_GIVEN INSTRUCTION_
Identify each line containing the word "msvetlakov" and copy it.

_SOURCE DATA_
[START]
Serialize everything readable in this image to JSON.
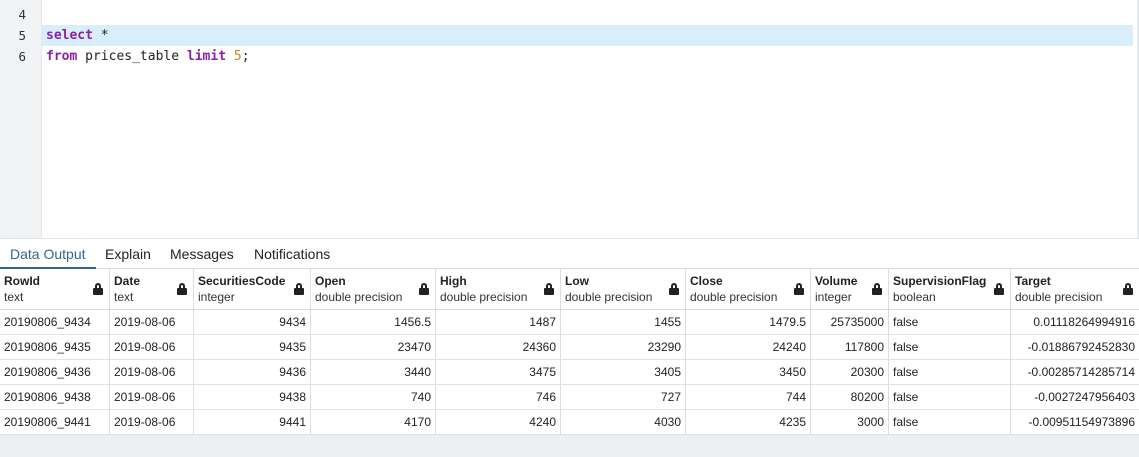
{
  "editor": {
    "lines": [
      {
        "number": "4",
        "text": ""
      },
      {
        "number": "5",
        "keyword": "select",
        "rest": " *"
      },
      {
        "number": "6",
        "keyword": "from",
        "middle": " prices_table ",
        "keyword2": "limit",
        "space": " ",
        "number_literal": "5",
        "end": ";"
      }
    ]
  },
  "tabs": [
    "Data Output",
    "Explain",
    "Messages",
    "Notifications"
  ],
  "columns": [
    {
      "name": "RowId",
      "type": "text"
    },
    {
      "name": "Date",
      "type": "text"
    },
    {
      "name": "SecuritiesCode",
      "type": "integer"
    },
    {
      "name": "Open",
      "type": "double precision"
    },
    {
      "name": "High",
      "type": "double precision"
    },
    {
      "name": "Low",
      "type": "double precision"
    },
    {
      "name": "Close",
      "type": "double precision"
    },
    {
      "name": "Volume",
      "type": "integer"
    },
    {
      "name": "SupervisionFlag",
      "type": "boolean"
    },
    {
      "name": "Target",
      "type": "double precision"
    }
  ],
  "rows": [
    [
      "20190806_9434",
      "2019-08-06",
      "9434",
      "1456.5",
      "1487",
      "1455",
      "1479.5",
      "25735000",
      "false",
      "0.01118264994916"
    ],
    [
      "20190806_9435",
      "2019-08-06",
      "9435",
      "23470",
      "24360",
      "23290",
      "24240",
      "117800",
      "false",
      "-0.01886792452830"
    ],
    [
      "20190806_9436",
      "2019-08-06",
      "9436",
      "3440",
      "3475",
      "3405",
      "3450",
      "20300",
      "false",
      "-0.00285714285714"
    ],
    [
      "20190806_9438",
      "2019-08-06",
      "9438",
      "740",
      "746",
      "727",
      "744",
      "80200",
      "false",
      "-0.0027247956403"
    ],
    [
      "20190806_9441",
      "2019-08-06",
      "9441",
      "4170",
      "4240",
      "4030",
      "4235",
      "3000",
      "false",
      "-0.00951154973896"
    ]
  ],
  "colors": {
    "accent": "#326690",
    "keyword": "#8b1fa9",
    "number": "#c58a1a",
    "highlight": "#d9eefb"
  }
}
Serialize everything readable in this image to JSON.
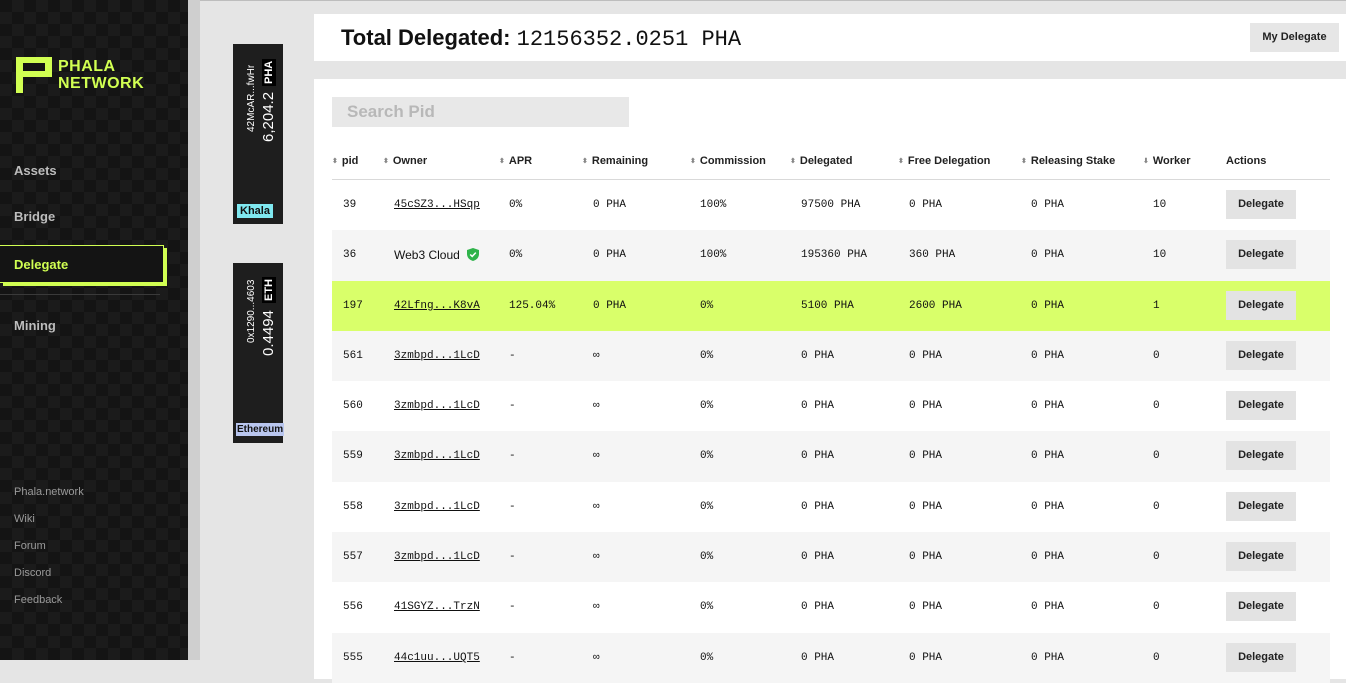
{
  "brand": {
    "line1": "PHALA",
    "line2": "NETWORK",
    "accent": "#d1ff52"
  },
  "nav": {
    "assets": "Assets",
    "bridge": "Bridge",
    "delegate": "Delegate",
    "mining": "Mining"
  },
  "footer_links": [
    "Phala.network",
    "Wiki",
    "Forum",
    "Discord",
    "Feedback"
  ],
  "wallets": [
    {
      "address": "42McAR...fwHr",
      "amount": "6,204.2",
      "symbol": "PHA",
      "network": "Khala",
      "network_color": "#7fe8f0"
    },
    {
      "address": "0x1290...4603",
      "amount": "0.4494",
      "symbol": "ETH",
      "network": "Ethereum",
      "network_color": "#b9c6ef"
    }
  ],
  "header": {
    "total_label": "Total Delegated:",
    "total_value": "12156352.0251 PHA",
    "my_delegate": "My Delegate"
  },
  "search": {
    "placeholder": "Search Pid"
  },
  "table": {
    "columns": [
      "pid",
      "Owner",
      "APR",
      "Remaining",
      "Commission",
      "Delegated",
      "Free Delegation",
      "Releasing Stake",
      "Worker",
      "Actions"
    ],
    "action_label": "Delegate",
    "rows": [
      {
        "pid": "39",
        "owner": "45cSZ3...HSqp",
        "apr": "0%",
        "remaining": "0 PHA",
        "commission": "100%",
        "delegated": "97500 PHA",
        "free": "0 PHA",
        "releasing": "0 PHA",
        "worker": "10"
      },
      {
        "pid": "36",
        "owner": "Web3 Cloud",
        "apr": "0%",
        "remaining": "0 PHA",
        "commission": "100%",
        "delegated": "195360 PHA",
        "free": "360 PHA",
        "releasing": "0 PHA",
        "worker": "10"
      },
      {
        "pid": "197",
        "owner": "42Lfng...K8vA",
        "apr": "125.04%",
        "remaining": "0 PHA",
        "commission": "0%",
        "delegated": "5100 PHA",
        "free": "2600 PHA",
        "releasing": "0 PHA",
        "worker": "1"
      },
      {
        "pid": "561",
        "owner": "3zmbpd...1LcD",
        "apr": "-",
        "remaining": "∞",
        "commission": "0%",
        "delegated": "0 PHA",
        "free": "0 PHA",
        "releasing": "0 PHA",
        "worker": "0"
      },
      {
        "pid": "560",
        "owner": "3zmbpd...1LcD",
        "apr": "-",
        "remaining": "∞",
        "commission": "0%",
        "delegated": "0 PHA",
        "free": "0 PHA",
        "releasing": "0 PHA",
        "worker": "0"
      },
      {
        "pid": "559",
        "owner": "3zmbpd...1LcD",
        "apr": "-",
        "remaining": "∞",
        "commission": "0%",
        "delegated": "0 PHA",
        "free": "0 PHA",
        "releasing": "0 PHA",
        "worker": "0"
      },
      {
        "pid": "558",
        "owner": "3zmbpd...1LcD",
        "apr": "-",
        "remaining": "∞",
        "commission": "0%",
        "delegated": "0 PHA",
        "free": "0 PHA",
        "releasing": "0 PHA",
        "worker": "0"
      },
      {
        "pid": "557",
        "owner": "3zmbpd...1LcD",
        "apr": "-",
        "remaining": "∞",
        "commission": "0%",
        "delegated": "0 PHA",
        "free": "0 PHA",
        "releasing": "0 PHA",
        "worker": "0"
      },
      {
        "pid": "556",
        "owner": "41SGYZ...TrzN",
        "apr": "-",
        "remaining": "∞",
        "commission": "0%",
        "delegated": "0 PHA",
        "free": "0 PHA",
        "releasing": "0 PHA",
        "worker": "0"
      },
      {
        "pid": "555",
        "owner": "44c1uu...UQT5",
        "apr": "-",
        "remaining": "∞",
        "commission": "0%",
        "delegated": "0 PHA",
        "free": "0 PHA",
        "releasing": "0 PHA",
        "worker": "0"
      }
    ]
  },
  "colors": {
    "sidebar_bg": "#141414",
    "highlight_row": "#d9ff6a",
    "verified_shield": "#2fb34a"
  }
}
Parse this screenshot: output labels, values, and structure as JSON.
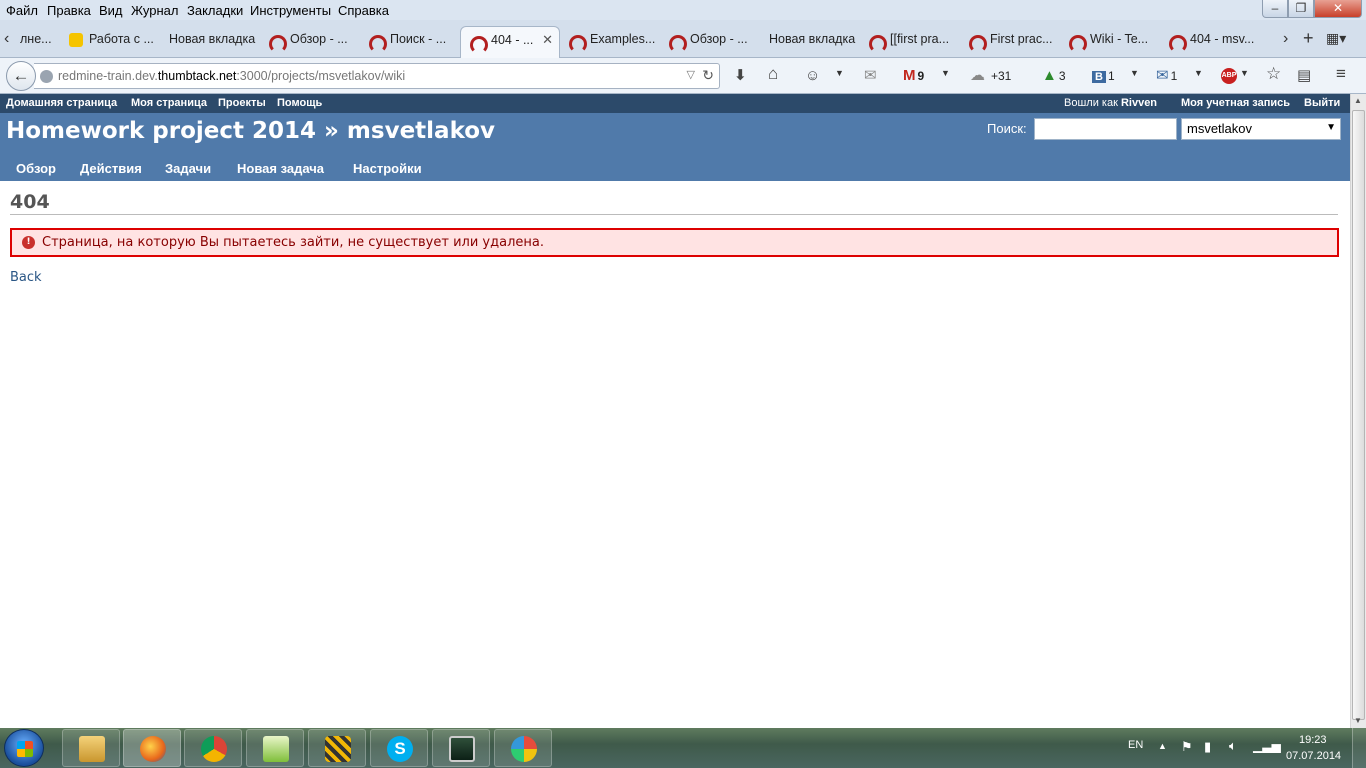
{
  "browser": {
    "menu": [
      "Файл",
      "Правка",
      "Вид",
      "Журнал",
      "Закладки",
      "Инструменты",
      "Справка"
    ],
    "tabs": [
      {
        "label": "лне...",
        "icon": "none"
      },
      {
        "label": "Работа с ...",
        "icon": "yandex-icon"
      },
      {
        "label": "Новая вкладка",
        "icon": "none"
      },
      {
        "label": "Обзор - ...",
        "icon": "redmine-icon"
      },
      {
        "label": "Поиск - ...",
        "icon": "redmine-icon"
      },
      {
        "label": "404 - ...",
        "icon": "redmine-icon",
        "active": true
      },
      {
        "label": "Examples...",
        "icon": "redmine-icon"
      },
      {
        "label": "Обзор - ...",
        "icon": "redmine-icon"
      },
      {
        "label": "Новая вкладка",
        "icon": "none"
      },
      {
        "label": "[[first pra...",
        "icon": "redmine-icon"
      },
      {
        "label": "First prac...",
        "icon": "redmine-icon"
      },
      {
        "label": "Wiki - Te...",
        "icon": "redmine-icon"
      },
      {
        "label": "404 - msv...",
        "icon": "redmine-icon"
      }
    ],
    "url_prefix": "redmine-train.dev.",
    "url_host": "thumbtack.net",
    "url_suffix": ":3000/projects/msvetlakov/wiki",
    "toolbar": {
      "gmail_count": "9",
      "weather": "+31",
      "green_count": "3",
      "vk_count": "1",
      "mail_count": "1"
    }
  },
  "redmine": {
    "top_menu": [
      "Домашняя страница",
      "Моя страница",
      "Проекты",
      "Помощь"
    ],
    "logged_as": "Вошли как",
    "user": "Rivven",
    "my_account": "Моя учетная запись",
    "logout": "Выйти",
    "project_title": "Homework project 2014 » msvetlakov",
    "search_label": "Поиск:",
    "search_value": "",
    "project_select": "msvetlakov",
    "main_menu": [
      "Обзор",
      "Действия",
      "Задачи",
      "Новая задача",
      "Настройки"
    ],
    "page_title": "404",
    "error_message": "Страница, на которую Вы пытаетесь зайти, не существует или удалена.",
    "back_link": "Back"
  },
  "taskbar": {
    "lang": "EN",
    "time": "19:23",
    "date": "07.07.2014"
  },
  "colors": {
    "header_bg": "#507aaa",
    "top_menu_bg": "#2c4a6a",
    "flash_bg": "#ffe3e3",
    "flash_border": "#dd0000"
  }
}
[END]
_EXPECTED ANSWER_
    "url_suffix": ":3000/projects/msvetlakov/wiki",
    "project_title": "Homework project 2014 » msvetlakov",
    "project_select": "msvetlakov",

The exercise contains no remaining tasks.